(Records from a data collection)

━━━━━━━━━━━━━━━━

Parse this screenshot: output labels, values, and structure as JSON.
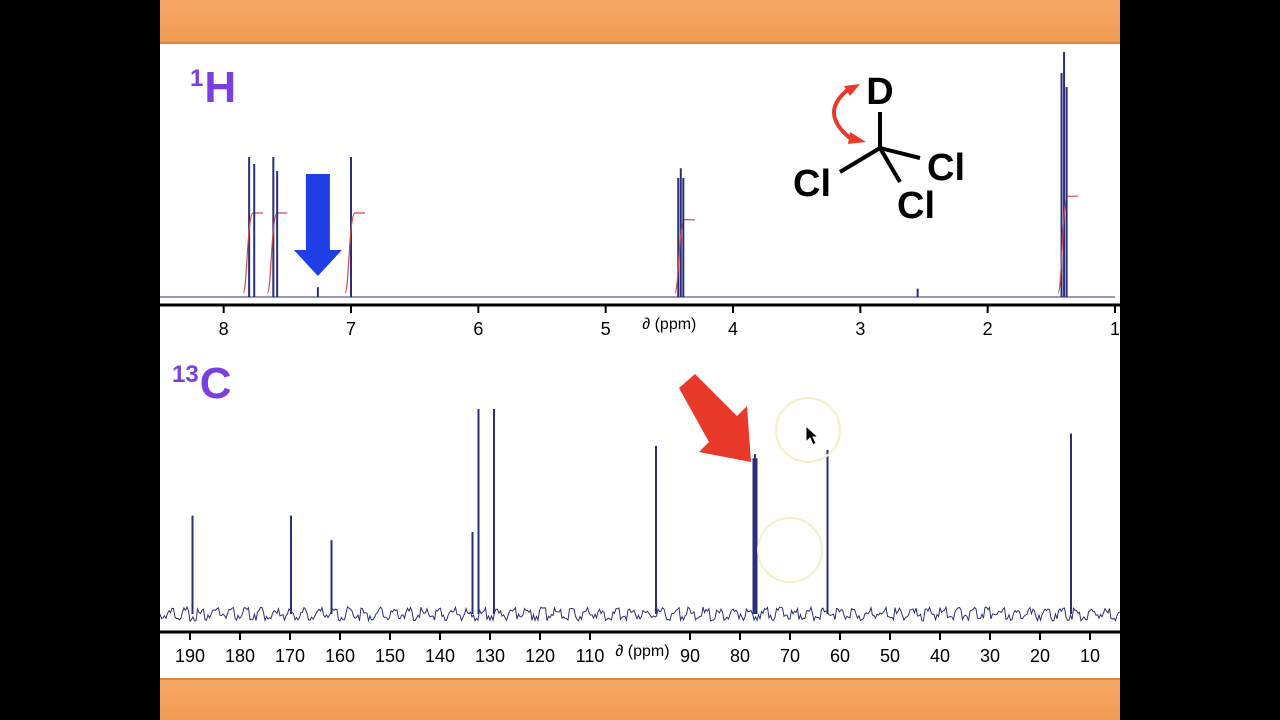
{
  "chart_data": [
    {
      "type": "line",
      "nucleus": {
        "mass": "1",
        "symbol": "H"
      },
      "xlabel": "∂ (ppm)",
      "xlim": [
        8.5,
        1.0
      ],
      "xticks": [
        8,
        7,
        6,
        5,
        4,
        3,
        2,
        1
      ],
      "reversed_axis": true,
      "peaks": [
        {
          "ppm": 7.8,
          "height": 1.0,
          "integral": true
        },
        {
          "ppm": 7.76,
          "height": 0.95,
          "integral": false
        },
        {
          "ppm": 7.61,
          "height": 1.0,
          "integral": true
        },
        {
          "ppm": 7.58,
          "height": 0.9,
          "integral": false
        },
        {
          "ppm": 7.26,
          "height": 0.07,
          "integral": false
        },
        {
          "ppm": 7.0,
          "height": 1.0,
          "integral": true
        },
        {
          "ppm": 4.43,
          "height": 0.85,
          "integral": false
        },
        {
          "ppm": 4.41,
          "height": 0.92,
          "integral": true
        },
        {
          "ppm": 4.39,
          "height": 0.85,
          "integral": false
        },
        {
          "ppm": 2.55,
          "height": 0.06,
          "integral": false
        },
        {
          "ppm": 1.42,
          "height": 1.6,
          "integral": false
        },
        {
          "ppm": 1.4,
          "height": 1.75,
          "integral": true
        },
        {
          "ppm": 1.38,
          "height": 1.5,
          "integral": false
        }
      ],
      "arrow": {
        "color": "#1f3fe6",
        "ppm": 7.26
      }
    },
    {
      "type": "line",
      "nucleus": {
        "mass": "13",
        "symbol": "C"
      },
      "xlabel": "∂ (ppm)",
      "xlim": [
        196,
        4
      ],
      "xticks": [
        190,
        180,
        170,
        160,
        150,
        140,
        130,
        120,
        110,
        90,
        80,
        70,
        60,
        50,
        40,
        30,
        20,
        10
      ],
      "reversed_axis": true,
      "peaks": [
        {
          "ppm": 189.5,
          "height": 0.48
        },
        {
          "ppm": 169.8,
          "height": 0.48
        },
        {
          "ppm": 161.7,
          "height": 0.36
        },
        {
          "ppm": 133.5,
          "height": 0.4
        },
        {
          "ppm": 132.3,
          "height": 1.0
        },
        {
          "ppm": 129.2,
          "height": 1.0
        },
        {
          "ppm": 96.8,
          "height": 0.82
        },
        {
          "ppm": 77.3,
          "height": 0.76
        },
        {
          "ppm": 77.0,
          "height": 0.78
        },
        {
          "ppm": 76.7,
          "height": 0.76
        },
        {
          "ppm": 62.5,
          "height": 0.8
        },
        {
          "ppm": 13.8,
          "height": 0.88
        }
      ],
      "arrow": {
        "color": "#e8392b",
        "ppm": 77.0
      }
    }
  ],
  "molecule": {
    "center": "C",
    "atoms": [
      "D",
      "Cl",
      "Cl",
      "Cl"
    ],
    "arrow_color": "#e8392b"
  },
  "colors": {
    "spectrum": "#2b2f7a",
    "integral": "#d24a4a",
    "label": "#7a3fe0"
  }
}
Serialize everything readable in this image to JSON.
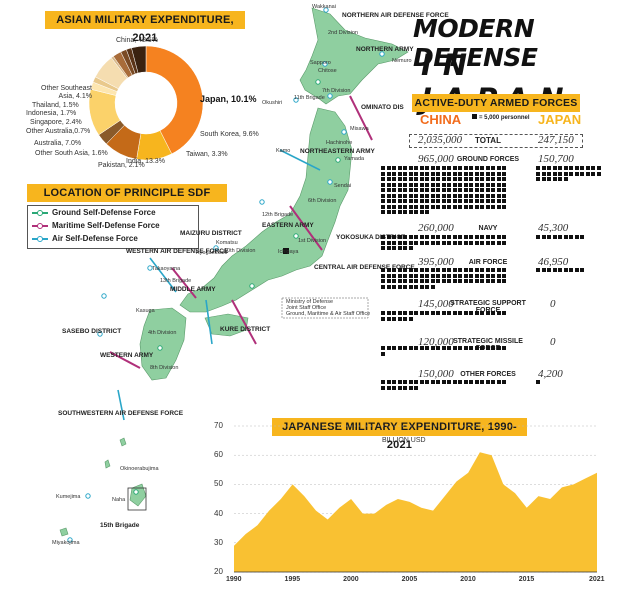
{
  "title": {
    "line1": "MODERN DEFENSE",
    "line2": "IN JAPAN"
  },
  "asian_expenditure": {
    "header": "ASIAN MILITARY EXPENDITURE, 2021",
    "labels": [
      {
        "text": "China, 42.5%",
        "color": "#f58220"
      },
      {
        "text": "Japan, 10.1%",
        "color": "#f7b51e"
      },
      {
        "text": "South Korea, 9.6%",
        "color": "#c46a18"
      },
      {
        "text": "Taiwan, 3.3%",
        "color": "#8a5a2a"
      },
      {
        "text": "India, 13.3%",
        "color": "#fbd26a"
      },
      {
        "text": "Pakistan, 2.1%",
        "color": "#fde6b0"
      },
      {
        "text": "Other South Asia, 1.6%",
        "color": "#e9c98c"
      },
      {
        "text": "Australia, 7.0%",
        "color": "#f5ddb0"
      },
      {
        "text": "Other Australia,0.7%",
        "color": "#d9b98a"
      },
      {
        "text": "Singapore, 2.4%",
        "color": "#a86c3a"
      },
      {
        "text": "Indonesia, 1.7%",
        "color": "#7a4a24"
      },
      {
        "text": "Thailand, 1.5%",
        "color": "#5a3418"
      },
      {
        "text": "Other Southeast Asia, 4.1%",
        "color": "#3a2210"
      }
    ]
  },
  "sdf": {
    "header": "LOCATION OF PRINCIPLE SDF UNITS",
    "legend": [
      {
        "label": "Ground Self-Defense Force",
        "color": "#2aa876"
      },
      {
        "label": "Maritime Self-Defense Force",
        "color": "#b0307a"
      },
      {
        "label": "Air Self-Defense Force",
        "color": "#2aa6c8"
      }
    ],
    "map_labels": {
      "northern_air": "NORTHERN AIR DEFENSE FORCE",
      "northern_army": "NORTHERN ARMY",
      "ominato": "OMINATO DIS",
      "northeastern_army": "NORTHEASTERN ARMY",
      "eastern_army": "EASTERN ARMY",
      "yokosuka": "YOKOSUKA DISTRICT",
      "central_air": "CENTRAL AIR DEFENSE FORCE",
      "maizuru": "MAIZURU DISTRICT",
      "western_air": "WESTERN AIR DEFENSE FORCE",
      "middle_army": "MIDDLE ARMY",
      "kure": "KURE DISTRICT",
      "sasebo": "SASEBO DISTRICT",
      "western_army": "WESTERN ARMY",
      "southwestern_air": "SOUTHWESTERN AIR DEFENSE FORCE",
      "brigade15": "15th Brigade",
      "hq_note1": "Ministry of Defense",
      "hq_note2": "Joint Staff Office",
      "hq_note3": "Ground, Maritime & Air Staff Office"
    },
    "places": [
      "Wakkanai",
      "2nd Division",
      "Nemuro",
      "Sapporo",
      "Chitose",
      "7th Division",
      "Okushiri",
      "11th Brigade",
      "Misawa",
      "Hachinohe",
      "Kamo",
      "Yamada",
      "Sendai",
      "6th Division",
      "12th Brigade",
      "1st Division",
      "Ichigaya",
      "Komatsu",
      "10th Division",
      "Kyogamisaki",
      "Takaoyama",
      "13th Brigade",
      "Kasuga",
      "4th Division",
      "8th Division",
      "Naha",
      "Okinoerabujima",
      "Kumejima",
      "Miyakojima"
    ]
  },
  "forces": {
    "header": "ACTIVE-DUTY ARMED FORCES",
    "legend": "= 5,000 personnel",
    "china_label": "CHINA",
    "japan_label": "JAPAN",
    "rows": [
      {
        "label": "TOTAL",
        "china": "2,035,000",
        "japan": "247,150"
      },
      {
        "label": "GROUND FORCES",
        "china": "965,000",
        "japan": "150,700"
      },
      {
        "label": "NAVY",
        "china": "260,000",
        "japan": "45,300"
      },
      {
        "label": "AIR FORCE",
        "china": "395,000",
        "japan": "46,950"
      },
      {
        "label": "STRATEGIC SUPPORT FORCE",
        "china": "145,000",
        "japan": "0"
      },
      {
        "label": "STRATEGIC MISSILE FORCE",
        "china": "120,000",
        "japan": "0"
      },
      {
        "label": "OTHER FORCES",
        "china": "150,000",
        "japan": "4,200"
      }
    ]
  },
  "chart_data": [
    {
      "type": "pie",
      "title": "ASIAN MILITARY EXPENDITURE, 2021",
      "categories": [
        "China",
        "Japan",
        "South Korea",
        "Taiwan",
        "India",
        "Pakistan",
        "Other South Asia",
        "Australia",
        "Other Australia",
        "Singapore",
        "Indonesia",
        "Thailand",
        "Other Southeast Asia"
      ],
      "values": [
        42.5,
        10.1,
        9.6,
        3.3,
        13.3,
        2.1,
        1.6,
        7.0,
        0.7,
        2.4,
        1.7,
        1.5,
        4.1
      ],
      "colors": [
        "#f58220",
        "#f7b51e",
        "#c46a18",
        "#8a5a2a",
        "#fbd26a",
        "#fde6b0",
        "#e9c98c",
        "#f5ddb0",
        "#d9b98a",
        "#a86c3a",
        "#7a4a24",
        "#5a3418",
        "#3a2210"
      ]
    },
    {
      "type": "area",
      "title": "JAPANESE MILITARY EXPENDITURE, 1990-2021",
      "ylabel": "BILLION USD",
      "x": [
        1990,
        1991,
        1992,
        1993,
        1994,
        1995,
        1996,
        1997,
        1998,
        1999,
        2000,
        2001,
        2002,
        2003,
        2004,
        2005,
        2006,
        2007,
        2008,
        2009,
        2010,
        2011,
        2012,
        2013,
        2014,
        2015,
        2016,
        2017,
        2018,
        2019,
        2020,
        2021
      ],
      "values": [
        29,
        33,
        36,
        41,
        45,
        50,
        46,
        41,
        38,
        42,
        45,
        40,
        40,
        43,
        45,
        44,
        42,
        41,
        46,
        51,
        54,
        61,
        60,
        50,
        47,
        42,
        46,
        45,
        49,
        50,
        52,
        54
      ],
      "ylim": [
        20,
        70
      ],
      "yticks": [
        20,
        30,
        40,
        50,
        60,
        70
      ],
      "xticks": [
        1990,
        1995,
        2000,
        2005,
        2010,
        2015,
        2021
      ],
      "fill": "#f9c132"
    }
  ]
}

━━━━━━━━━━━━━━━━

Task instructions ▸
Filter out all lines lacking the word "this" and copy the rest.

Answer below ▸
Parse this screenshot: output labels, values, and structure as JSON.
Serialize everything readable in this image to JSON.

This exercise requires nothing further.